Say how many lines contain the word "obtenu" and give no other text.
········
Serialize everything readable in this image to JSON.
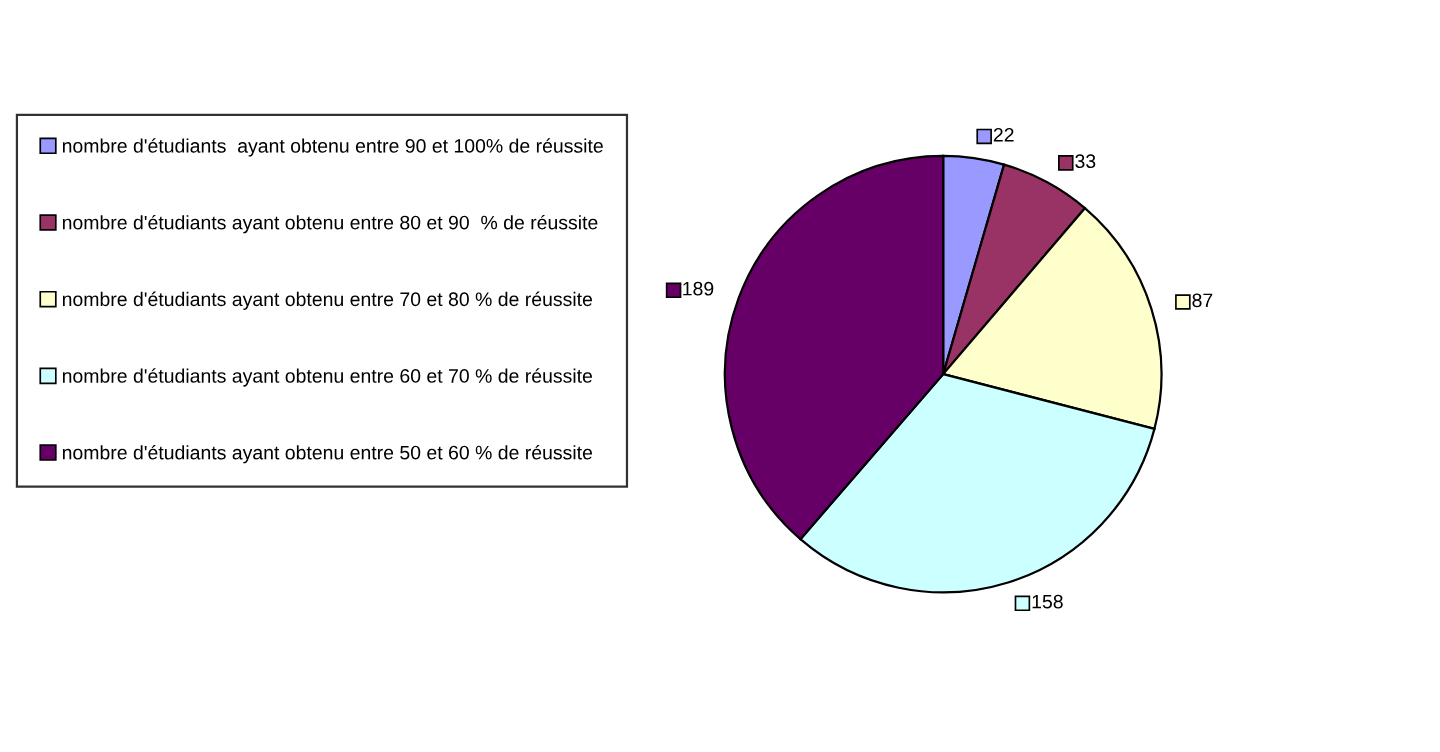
{
  "chart_data": {
    "type": "pie",
    "categories": [
      "nombre d'étudiants  ayant obtenu entre 90 et 100% de réussite",
      "nombre d'étudiants ayant obtenu entre 80 et 90  % de réussite",
      "nombre d'étudiants ayant obtenu entre 70 et 80 % de réussite",
      "nombre d'étudiants ayant obtenu entre 60 et 70 % de réussite",
      "nombre d'étudiants ayant obtenu entre 50 et 60 % de réussite"
    ],
    "values": [
      22,
      33,
      87,
      158,
      189
    ],
    "colors": [
      "#9999ff",
      "#993366",
      "#ffffcc",
      "#ccffff",
      "#660066"
    ],
    "data_labels": true,
    "legend": "left"
  }
}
········
• _Correct output_:
5